TASK GOAL: Restate the data exactly as given and keep the pictures out.
--- BEGIN RECORDS ---
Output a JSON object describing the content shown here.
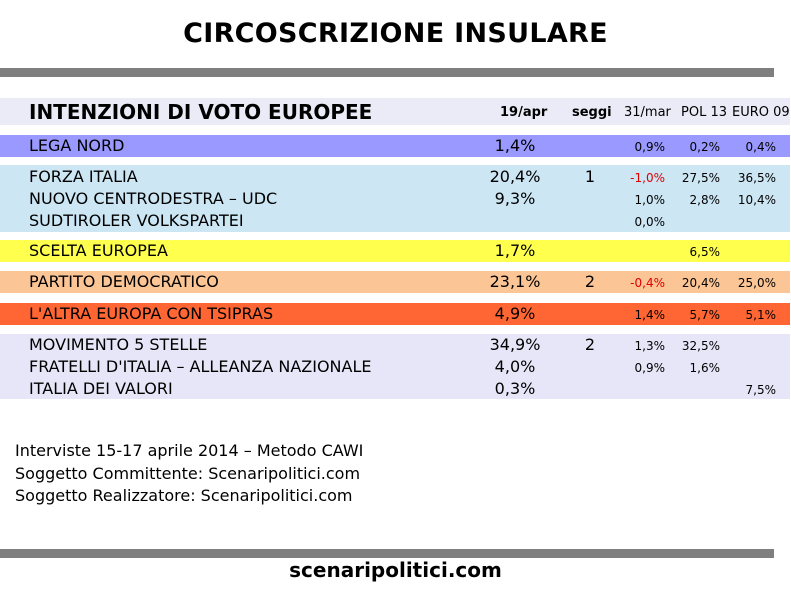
{
  "title": "CIRCOSCRIZIONE INSULARE",
  "chart_data": {
    "type": "table",
    "heading": "INTENZIONI DI VOTO EUROPEE",
    "columns": [
      "19/apr",
      "seggi",
      "31/mar",
      "POL 13",
      "EURO 09"
    ],
    "rows": [
      {
        "party": "LEGA NORD",
        "apr19": "1,4%",
        "seats": "",
        "mar31": "0,9%",
        "pol13": "0,2%",
        "euro09": "0,4%",
        "color": "#9999ff"
      },
      {
        "party": "FORZA ITALIA",
        "apr19": "20,4%",
        "seats": "1",
        "mar31": "-1,0%",
        "pol13": "27,5%",
        "euro09": "36,5%",
        "color": "#cce6f4"
      },
      {
        "party": "NUOVO CENTRODESTRA – UDC",
        "apr19": "9,3%",
        "seats": "",
        "mar31": "1,0%",
        "pol13": "2,8%",
        "euro09": "10,4%",
        "color": "#cce6f4"
      },
      {
        "party": "SUDTIROLER VOLKSPARTEI",
        "apr19": "",
        "seats": "",
        "mar31": "0,0%",
        "pol13": "",
        "euro09": "",
        "color": "#cce6f4"
      },
      {
        "party": "SCELTA EUROPEA",
        "apr19": "1,7%",
        "seats": "",
        "mar31": "",
        "pol13": "6,5%",
        "euro09": "",
        "color": "#ffff4d"
      },
      {
        "party": "PARTITO DEMOCRATICO",
        "apr19": "23,1%",
        "seats": "2",
        "mar31": "-0,4%",
        "pol13": "20,4%",
        "euro09": "25,0%",
        "color": "#fcc596"
      },
      {
        "party": "L'ALTRA EUROPA CON TSIPRAS",
        "apr19": "4,9%",
        "seats": "",
        "mar31": "1,4%",
        "pol13": "5,7%",
        "euro09": "5,1%",
        "color": "#ff6633"
      },
      {
        "party": "MOVIMENTO 5 STELLE",
        "apr19": "34,9%",
        "seats": "2",
        "mar31": "1,3%",
        "pol13": "32,5%",
        "euro09": "",
        "color": "#e6e6f8"
      },
      {
        "party": "FRATELLI D'ITALIA – ALLEANZA NAZIONALE",
        "apr19": "4,0%",
        "seats": "",
        "mar31": "0,9%",
        "pol13": "1,6%",
        "euro09": "",
        "color": "#e6e6f8"
      },
      {
        "party": "ITALIA DEI VALORI",
        "apr19": "0,3%",
        "seats": "",
        "mar31": "",
        "pol13": "",
        "euro09": "7,5%",
        "color": "#e6e6f8"
      }
    ]
  },
  "notes": [
    "Interviste 15-17 aprile 2014 – Metodo CAWI",
    "Soggetto Committente: Scenaripolitici.com",
    "Soggetto Realizzatore: Scenaripolitici.com"
  ],
  "footer": "scenaripolitici.com",
  "colors": {
    "rule": "#7f7f7f",
    "header_bg": "#ebebf7",
    "negative": "#e00000"
  }
}
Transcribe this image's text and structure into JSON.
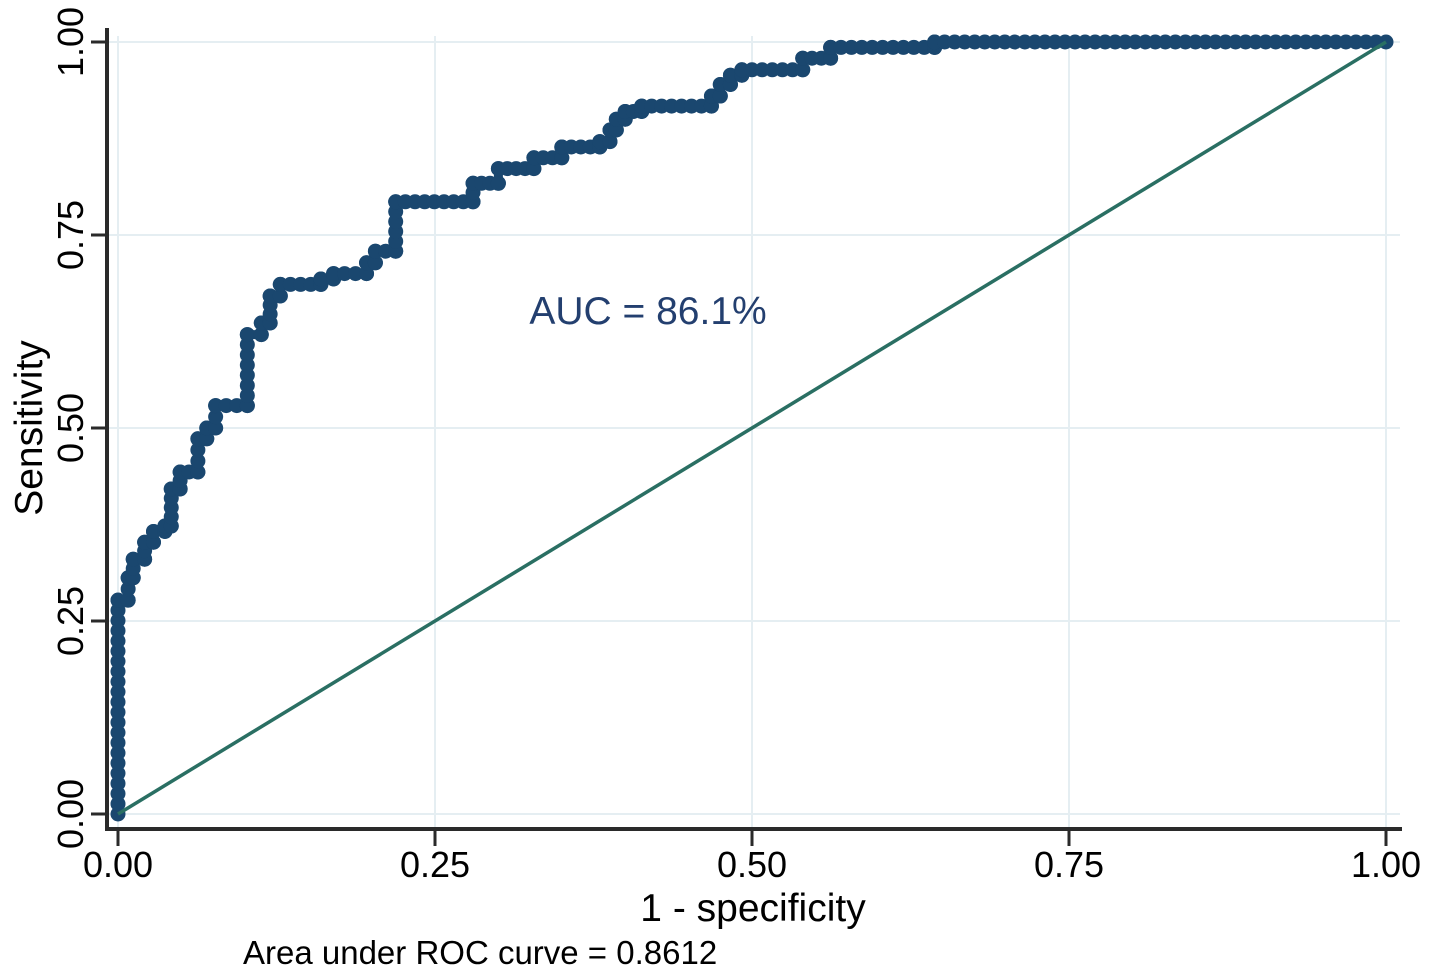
{
  "figure": {
    "kind": "ROC curve plot",
    "background_color": "#ffffff"
  },
  "chart_data": {
    "type": "line",
    "title": "",
    "xlabel": "1 - specificity",
    "ylabel": "Sensitivity",
    "xlim": [
      0,
      1
    ],
    "ylim": [
      0,
      1
    ],
    "x_ticks": [
      0,
      0.25,
      0.5,
      0.75,
      1
    ],
    "y_ticks": [
      0,
      0.25,
      0.5,
      0.75,
      1
    ],
    "x_tick_labels": [
      "0.00",
      "0.25",
      "0.50",
      "0.75",
      "1.00"
    ],
    "y_tick_labels": [
      "0.00",
      "0.25",
      "0.50",
      "0.75",
      "1.00"
    ],
    "grid": true,
    "grid_color": "#e5eef2",
    "axis_color": "#2a2a2a",
    "legend_position": "none",
    "annotation": {
      "text": "AUC = 86.1%",
      "x": 0.418,
      "y": 0.65,
      "color": "#233f6f"
    },
    "note": "Area under ROC curve = 0.8612",
    "auc_value": 0.8612,
    "series": [
      {
        "name": "ROC curve",
        "style": "step-with-markers",
        "color": "#1a476f",
        "points": [
          [
            0.0,
            0.0
          ],
          [
            0.0,
            0.277
          ],
          [
            0.008,
            0.277
          ],
          [
            0.008,
            0.306
          ],
          [
            0.012,
            0.306
          ],
          [
            0.012,
            0.33
          ],
          [
            0.021,
            0.33
          ],
          [
            0.021,
            0.352
          ],
          [
            0.028,
            0.352
          ],
          [
            0.028,
            0.366
          ],
          [
            0.037,
            0.366
          ],
          [
            0.037,
            0.373
          ],
          [
            0.042,
            0.373
          ],
          [
            0.042,
            0.421
          ],
          [
            0.049,
            0.421
          ],
          [
            0.049,
            0.443
          ],
          [
            0.063,
            0.443
          ],
          [
            0.063,
            0.486
          ],
          [
            0.07,
            0.486
          ],
          [
            0.07,
            0.5
          ],
          [
            0.077,
            0.5
          ],
          [
            0.077,
            0.529
          ],
          [
            0.102,
            0.529
          ],
          [
            0.102,
            0.621
          ],
          [
            0.113,
            0.621
          ],
          [
            0.113,
            0.636
          ],
          [
            0.12,
            0.636
          ],
          [
            0.12,
            0.671
          ],
          [
            0.128,
            0.671
          ],
          [
            0.128,
            0.686
          ],
          [
            0.16,
            0.686
          ],
          [
            0.16,
            0.693
          ],
          [
            0.17,
            0.693
          ],
          [
            0.17,
            0.7
          ],
          [
            0.196,
            0.7
          ],
          [
            0.196,
            0.714
          ],
          [
            0.203,
            0.714
          ],
          [
            0.203,
            0.729
          ],
          [
            0.219,
            0.729
          ],
          [
            0.219,
            0.793
          ],
          [
            0.28,
            0.793
          ],
          [
            0.28,
            0.817
          ],
          [
            0.3,
            0.817
          ],
          [
            0.3,
            0.836
          ],
          [
            0.328,
            0.836
          ],
          [
            0.328,
            0.85
          ],
          [
            0.35,
            0.85
          ],
          [
            0.35,
            0.864
          ],
          [
            0.38,
            0.864
          ],
          [
            0.38,
            0.871
          ],
          [
            0.388,
            0.871
          ],
          [
            0.388,
            0.886
          ],
          [
            0.393,
            0.886
          ],
          [
            0.393,
            0.9
          ],
          [
            0.4,
            0.9
          ],
          [
            0.4,
            0.91
          ],
          [
            0.413,
            0.91
          ],
          [
            0.413,
            0.917
          ],
          [
            0.468,
            0.917
          ],
          [
            0.468,
            0.93
          ],
          [
            0.475,
            0.93
          ],
          [
            0.475,
            0.945
          ],
          [
            0.483,
            0.945
          ],
          [
            0.483,
            0.957
          ],
          [
            0.492,
            0.957
          ],
          [
            0.492,
            0.964
          ],
          [
            0.54,
            0.964
          ],
          [
            0.54,
            0.979
          ],
          [
            0.562,
            0.979
          ],
          [
            0.562,
            0.993
          ],
          [
            0.644,
            0.993
          ],
          [
            0.644,
            1.0
          ],
          [
            1.0,
            1.0
          ]
        ]
      },
      {
        "name": "reference diagonal",
        "style": "line",
        "color": "#2a6f63",
        "points": [
          [
            0,
            0
          ],
          [
            1,
            1
          ]
        ]
      }
    ]
  }
}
--- END RECORDS ---
FINAL RESULT:
Output a JSON object describing the content shown here.
{
  "title": "CIRCOSCRIZIONE INSULARE",
  "chart_data": {
    "type": "table",
    "heading": "INTENZIONI DI VOTO EUROPEE",
    "columns": [
      "19/apr",
      "seggi",
      "31/mar",
      "POL 13",
      "EURO 09"
    ],
    "rows": [
      {
        "party": "LEGA NORD",
        "apr19": "1,4%",
        "seats": "",
        "mar31": "0,9%",
        "pol13": "0,2%",
        "euro09": "0,4%",
        "color": "#9999ff"
      },
      {
        "party": "FORZA ITALIA",
        "apr19": "20,4%",
        "seats": "1",
        "mar31": "-1,0%",
        "pol13": "27,5%",
        "euro09": "36,5%",
        "color": "#cce6f4"
      },
      {
        "party": "NUOVO CENTRODESTRA – UDC",
        "apr19": "9,3%",
        "seats": "",
        "mar31": "1,0%",
        "pol13": "2,8%",
        "euro09": "10,4%",
        "color": "#cce6f4"
      },
      {
        "party": "SUDTIROLER VOLKSPARTEI",
        "apr19": "",
        "seats": "",
        "mar31": "0,0%",
        "pol13": "",
        "euro09": "",
        "color": "#cce6f4"
      },
      {
        "party": "SCELTA EUROPEA",
        "apr19": "1,7%",
        "seats": "",
        "mar31": "",
        "pol13": "6,5%",
        "euro09": "",
        "color": "#ffff4d"
      },
      {
        "party": "PARTITO DEMOCRATICO",
        "apr19": "23,1%",
        "seats": "2",
        "mar31": "-0,4%",
        "pol13": "20,4%",
        "euro09": "25,0%",
        "color": "#fcc596"
      },
      {
        "party": "L'ALTRA EUROPA CON TSIPRAS",
        "apr19": "4,9%",
        "seats": "",
        "mar31": "1,4%",
        "pol13": "5,7%",
        "euro09": "5,1%",
        "color": "#ff6633"
      },
      {
        "party": "MOVIMENTO 5 STELLE",
        "apr19": "34,9%",
        "seats": "2",
        "mar31": "1,3%",
        "pol13": "32,5%",
        "euro09": "",
        "color": "#e6e6f8"
      },
      {
        "party": "FRATELLI D'ITALIA – ALLEANZA NAZIONALE",
        "apr19": "4,0%",
        "seats": "",
        "mar31": "0,9%",
        "pol13": "1,6%",
        "euro09": "",
        "color": "#e6e6f8"
      },
      {
        "party": "ITALIA DEI VALORI",
        "apr19": "0,3%",
        "seats": "",
        "mar31": "",
        "pol13": "",
        "euro09": "7,5%",
        "color": "#e6e6f8"
      }
    ]
  },
  "notes": [
    "Interviste 15-17 aprile 2014 – Metodo CAWI",
    "Soggetto Committente: Scenaripolitici.com",
    "Soggetto Realizzatore: Scenaripolitici.com"
  ],
  "footer": "scenaripolitici.com",
  "colors": {
    "rule": "#7f7f7f",
    "header_bg": "#ebebf7",
    "negative": "#e00000"
  }
}
Transcribe this image's text and structure into JSON.
{
  "figure": {
    "kind": "ROC curve plot",
    "background_color": "#ffffff"
  },
  "chart_data": {
    "type": "line",
    "title": "",
    "xlabel": "1 - specificity",
    "ylabel": "Sensitivity",
    "xlim": [
      0,
      1
    ],
    "ylim": [
      0,
      1
    ],
    "x_ticks": [
      0,
      0.25,
      0.5,
      0.75,
      1
    ],
    "y_ticks": [
      0,
      0.25,
      0.5,
      0.75,
      1
    ],
    "x_tick_labels": [
      "0.00",
      "0.25",
      "0.50",
      "0.75",
      "1.00"
    ],
    "y_tick_labels": [
      "0.00",
      "0.25",
      "0.50",
      "0.75",
      "1.00"
    ],
    "grid": true,
    "grid_color": "#e5eef2",
    "axis_color": "#2a2a2a",
    "legend_position": "none",
    "annotation": {
      "text": "AUC = 86.1%",
      "x": 0.418,
      "y": 0.65,
      "color": "#233f6f"
    },
    "note": "Area under ROC curve = 0.8612",
    "auc_value": 0.8612,
    "series": [
      {
        "name": "ROC curve",
        "style": "step-with-markers",
        "color": "#1a476f",
        "points": [
          [
            0.0,
            0.0
          ],
          [
            0.0,
            0.277
          ],
          [
            0.008,
            0.277
          ],
          [
            0.008,
            0.306
          ],
          [
            0.012,
            0.306
          ],
          [
            0.012,
            0.33
          ],
          [
            0.021,
            0.33
          ],
          [
            0.021,
            0.352
          ],
          [
            0.028,
            0.352
          ],
          [
            0.028,
            0.366
          ],
          [
            0.037,
            0.366
          ],
          [
            0.037,
            0.373
          ],
          [
            0.042,
            0.373
          ],
          [
            0.042,
            0.421
          ],
          [
            0.049,
            0.421
          ],
          [
            0.049,
            0.443
          ],
          [
            0.063,
            0.443
          ],
          [
            0.063,
            0.486
          ],
          [
            0.07,
            0.486
          ],
          [
            0.07,
            0.5
          ],
          [
            0.077,
            0.5
          ],
          [
            0.077,
            0.529
          ],
          [
            0.102,
            0.529
          ],
          [
            0.102,
            0.621
          ],
          [
            0.113,
            0.621
          ],
          [
            0.113,
            0.636
          ],
          [
            0.12,
            0.636
          ],
          [
            0.12,
            0.671
          ],
          [
            0.128,
            0.671
          ],
          [
            0.128,
            0.686
          ],
          [
            0.16,
            0.686
          ],
          [
            0.16,
            0.693
          ],
          [
            0.17,
            0.693
          ],
          [
            0.17,
            0.7
          ],
          [
            0.196,
            0.7
          ],
          [
            0.196,
            0.714
          ],
          [
            0.203,
            0.714
          ],
          [
            0.203,
            0.729
          ],
          [
            0.219,
            0.729
          ],
          [
            0.219,
            0.793
          ],
          [
            0.28,
            0.793
          ],
          [
            0.28,
            0.817
          ],
          [
            0.3,
            0.817
          ],
          [
            0.3,
            0.836
          ],
          [
            0.328,
            0.836
          ],
          [
            0.328,
            0.85
          ],
          [
            0.35,
            0.85
          ],
          [
            0.35,
            0.864
          ],
          [
            0.38,
            0.864
          ],
          [
            0.38,
            0.871
          ],
          [
            0.388,
            0.871
          ],
          [
            0.388,
            0.886
          ],
          [
            0.393,
            0.886
          ],
          [
            0.393,
            0.9
          ],
          [
            0.4,
            0.9
          ],
          [
            0.4,
            0.91
          ],
          [
            0.413,
            0.91
          ],
          [
            0.413,
            0.917
          ],
          [
            0.468,
            0.917
          ],
          [
            0.468,
            0.93
          ],
          [
            0.475,
            0.93
          ],
          [
            0.475,
            0.945
          ],
          [
            0.483,
            0.945
          ],
          [
            0.483,
            0.957
          ],
          [
            0.492,
            0.957
          ],
          [
            0.492,
            0.964
          ],
          [
            0.54,
            0.964
          ],
          [
            0.54,
            0.979
          ],
          [
            0.562,
            0.979
          ],
          [
            0.562,
            0.993
          ],
          [
            0.644,
            0.993
          ],
          [
            0.644,
            1.0
          ],
          [
            1.0,
            1.0
          ]
        ]
      },
      {
        "name": "reference diagonal",
        "style": "line",
        "color": "#2a6f63",
        "points": [
          [
            0,
            0
          ],
          [
            1,
            1
          ]
        ]
      }
    ]
  }
}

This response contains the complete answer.